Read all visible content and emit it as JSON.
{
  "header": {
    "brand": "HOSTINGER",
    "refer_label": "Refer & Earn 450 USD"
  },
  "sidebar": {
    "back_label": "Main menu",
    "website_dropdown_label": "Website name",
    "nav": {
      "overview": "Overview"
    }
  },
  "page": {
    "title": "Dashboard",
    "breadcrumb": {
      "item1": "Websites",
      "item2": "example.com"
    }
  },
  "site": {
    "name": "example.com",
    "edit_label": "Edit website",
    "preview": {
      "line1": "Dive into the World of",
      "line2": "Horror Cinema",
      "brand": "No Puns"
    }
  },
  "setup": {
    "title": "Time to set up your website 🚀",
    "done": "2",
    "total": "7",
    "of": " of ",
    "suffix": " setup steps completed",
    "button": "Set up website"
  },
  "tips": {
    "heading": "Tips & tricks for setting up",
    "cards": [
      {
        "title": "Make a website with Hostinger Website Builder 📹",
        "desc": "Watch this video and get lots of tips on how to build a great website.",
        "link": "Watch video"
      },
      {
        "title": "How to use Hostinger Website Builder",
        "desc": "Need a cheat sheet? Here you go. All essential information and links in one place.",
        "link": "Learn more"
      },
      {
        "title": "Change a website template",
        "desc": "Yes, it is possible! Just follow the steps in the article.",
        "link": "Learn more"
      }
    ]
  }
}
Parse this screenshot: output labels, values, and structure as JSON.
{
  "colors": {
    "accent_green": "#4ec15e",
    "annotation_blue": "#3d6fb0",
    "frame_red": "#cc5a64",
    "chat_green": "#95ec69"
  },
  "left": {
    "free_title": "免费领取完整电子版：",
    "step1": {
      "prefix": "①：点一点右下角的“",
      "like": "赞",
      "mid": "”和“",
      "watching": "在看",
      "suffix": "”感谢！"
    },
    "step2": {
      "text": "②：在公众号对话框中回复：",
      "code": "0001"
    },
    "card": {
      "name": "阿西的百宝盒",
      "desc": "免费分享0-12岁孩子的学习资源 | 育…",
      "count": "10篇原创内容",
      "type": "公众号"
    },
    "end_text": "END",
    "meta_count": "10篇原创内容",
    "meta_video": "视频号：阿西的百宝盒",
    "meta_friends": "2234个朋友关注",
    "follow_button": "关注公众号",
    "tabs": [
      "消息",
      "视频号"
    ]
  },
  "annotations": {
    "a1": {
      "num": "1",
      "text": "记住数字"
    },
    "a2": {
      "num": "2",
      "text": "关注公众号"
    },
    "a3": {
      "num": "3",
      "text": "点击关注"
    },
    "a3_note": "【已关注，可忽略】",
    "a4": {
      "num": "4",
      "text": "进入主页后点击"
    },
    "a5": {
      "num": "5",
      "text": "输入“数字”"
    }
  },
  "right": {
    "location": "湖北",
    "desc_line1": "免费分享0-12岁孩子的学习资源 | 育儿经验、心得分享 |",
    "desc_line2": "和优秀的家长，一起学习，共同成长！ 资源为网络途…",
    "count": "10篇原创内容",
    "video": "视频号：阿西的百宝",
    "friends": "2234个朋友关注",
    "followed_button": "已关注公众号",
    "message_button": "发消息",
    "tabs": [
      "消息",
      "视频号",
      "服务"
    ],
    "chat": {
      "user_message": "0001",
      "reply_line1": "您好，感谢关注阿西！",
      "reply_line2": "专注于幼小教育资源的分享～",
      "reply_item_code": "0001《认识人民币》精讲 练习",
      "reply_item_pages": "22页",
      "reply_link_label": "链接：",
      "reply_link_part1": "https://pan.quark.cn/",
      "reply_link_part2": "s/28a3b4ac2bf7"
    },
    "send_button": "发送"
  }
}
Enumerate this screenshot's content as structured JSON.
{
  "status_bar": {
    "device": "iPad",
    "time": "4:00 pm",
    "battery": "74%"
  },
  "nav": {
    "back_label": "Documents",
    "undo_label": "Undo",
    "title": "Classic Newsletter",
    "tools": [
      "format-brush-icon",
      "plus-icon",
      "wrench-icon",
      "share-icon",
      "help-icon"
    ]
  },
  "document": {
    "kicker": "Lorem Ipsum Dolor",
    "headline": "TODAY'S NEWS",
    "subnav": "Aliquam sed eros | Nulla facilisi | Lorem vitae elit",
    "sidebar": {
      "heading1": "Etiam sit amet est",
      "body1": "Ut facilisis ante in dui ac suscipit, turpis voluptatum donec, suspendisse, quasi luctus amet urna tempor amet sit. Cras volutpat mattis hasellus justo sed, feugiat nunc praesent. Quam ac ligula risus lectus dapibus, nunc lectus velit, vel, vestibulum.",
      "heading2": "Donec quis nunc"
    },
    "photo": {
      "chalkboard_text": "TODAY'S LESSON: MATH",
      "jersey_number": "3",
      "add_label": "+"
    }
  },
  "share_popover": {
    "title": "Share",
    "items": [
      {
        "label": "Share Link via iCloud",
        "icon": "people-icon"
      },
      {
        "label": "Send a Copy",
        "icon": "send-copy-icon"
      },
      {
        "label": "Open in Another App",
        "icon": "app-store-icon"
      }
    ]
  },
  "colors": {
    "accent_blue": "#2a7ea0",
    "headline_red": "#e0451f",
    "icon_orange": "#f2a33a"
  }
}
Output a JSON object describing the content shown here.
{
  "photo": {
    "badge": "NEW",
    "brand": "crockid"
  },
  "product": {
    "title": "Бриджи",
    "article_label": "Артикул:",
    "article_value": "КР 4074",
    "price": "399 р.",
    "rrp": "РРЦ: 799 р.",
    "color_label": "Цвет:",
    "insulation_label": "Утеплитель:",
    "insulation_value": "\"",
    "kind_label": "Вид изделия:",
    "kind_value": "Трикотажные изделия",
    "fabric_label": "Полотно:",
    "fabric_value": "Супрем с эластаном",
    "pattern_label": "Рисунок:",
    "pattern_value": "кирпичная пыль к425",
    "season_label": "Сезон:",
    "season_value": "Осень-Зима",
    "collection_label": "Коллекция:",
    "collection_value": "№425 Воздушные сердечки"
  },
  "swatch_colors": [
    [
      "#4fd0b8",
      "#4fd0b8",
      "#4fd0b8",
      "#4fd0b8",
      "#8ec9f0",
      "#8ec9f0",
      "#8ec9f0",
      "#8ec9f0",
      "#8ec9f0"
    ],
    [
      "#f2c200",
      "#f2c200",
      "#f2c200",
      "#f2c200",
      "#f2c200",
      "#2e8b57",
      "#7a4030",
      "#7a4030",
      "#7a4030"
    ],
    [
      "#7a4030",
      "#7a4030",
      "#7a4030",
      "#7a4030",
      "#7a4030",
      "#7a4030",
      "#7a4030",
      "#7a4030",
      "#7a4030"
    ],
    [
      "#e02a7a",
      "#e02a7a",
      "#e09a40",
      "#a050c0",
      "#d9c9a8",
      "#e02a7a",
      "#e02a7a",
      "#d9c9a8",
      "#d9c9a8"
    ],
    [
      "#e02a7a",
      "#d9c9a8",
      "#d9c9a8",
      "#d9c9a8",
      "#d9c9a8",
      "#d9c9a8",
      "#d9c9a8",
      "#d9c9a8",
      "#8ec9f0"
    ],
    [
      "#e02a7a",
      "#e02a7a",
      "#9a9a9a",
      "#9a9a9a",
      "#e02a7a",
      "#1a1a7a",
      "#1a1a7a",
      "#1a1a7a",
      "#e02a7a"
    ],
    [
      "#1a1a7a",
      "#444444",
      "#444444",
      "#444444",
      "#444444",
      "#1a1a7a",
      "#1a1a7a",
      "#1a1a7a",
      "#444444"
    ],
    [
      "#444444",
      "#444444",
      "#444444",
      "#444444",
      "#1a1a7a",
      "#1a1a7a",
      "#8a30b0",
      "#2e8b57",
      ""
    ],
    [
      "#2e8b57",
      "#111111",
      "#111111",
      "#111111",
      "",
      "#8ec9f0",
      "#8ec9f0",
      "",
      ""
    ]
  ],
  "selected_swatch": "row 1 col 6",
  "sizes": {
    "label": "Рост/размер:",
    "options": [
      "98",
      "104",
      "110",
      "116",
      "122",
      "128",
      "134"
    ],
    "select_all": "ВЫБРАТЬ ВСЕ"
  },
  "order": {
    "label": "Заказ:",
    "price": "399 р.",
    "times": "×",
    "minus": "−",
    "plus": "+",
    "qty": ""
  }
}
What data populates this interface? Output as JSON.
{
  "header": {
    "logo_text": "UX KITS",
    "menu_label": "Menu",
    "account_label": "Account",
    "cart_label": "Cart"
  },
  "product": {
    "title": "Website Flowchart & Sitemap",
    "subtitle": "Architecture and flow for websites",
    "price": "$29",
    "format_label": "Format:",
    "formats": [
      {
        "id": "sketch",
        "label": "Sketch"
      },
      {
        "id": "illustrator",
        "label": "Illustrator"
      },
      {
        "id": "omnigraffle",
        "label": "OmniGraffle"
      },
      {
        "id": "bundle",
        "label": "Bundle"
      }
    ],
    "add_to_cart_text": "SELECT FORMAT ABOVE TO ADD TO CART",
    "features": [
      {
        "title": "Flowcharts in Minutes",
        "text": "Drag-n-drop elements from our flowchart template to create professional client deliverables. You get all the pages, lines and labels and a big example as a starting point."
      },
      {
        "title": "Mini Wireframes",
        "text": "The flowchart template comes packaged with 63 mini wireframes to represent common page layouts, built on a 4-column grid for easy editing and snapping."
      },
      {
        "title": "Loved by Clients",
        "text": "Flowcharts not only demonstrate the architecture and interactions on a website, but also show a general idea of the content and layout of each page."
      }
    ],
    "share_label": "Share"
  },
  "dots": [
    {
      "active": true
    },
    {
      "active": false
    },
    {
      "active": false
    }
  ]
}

--- --- ---

**WRITTEN PROBLEM**
Of the lines above, how many contain the word "brand"? Provide the number and nothing else.

**EXERCISE RESPONSE**
3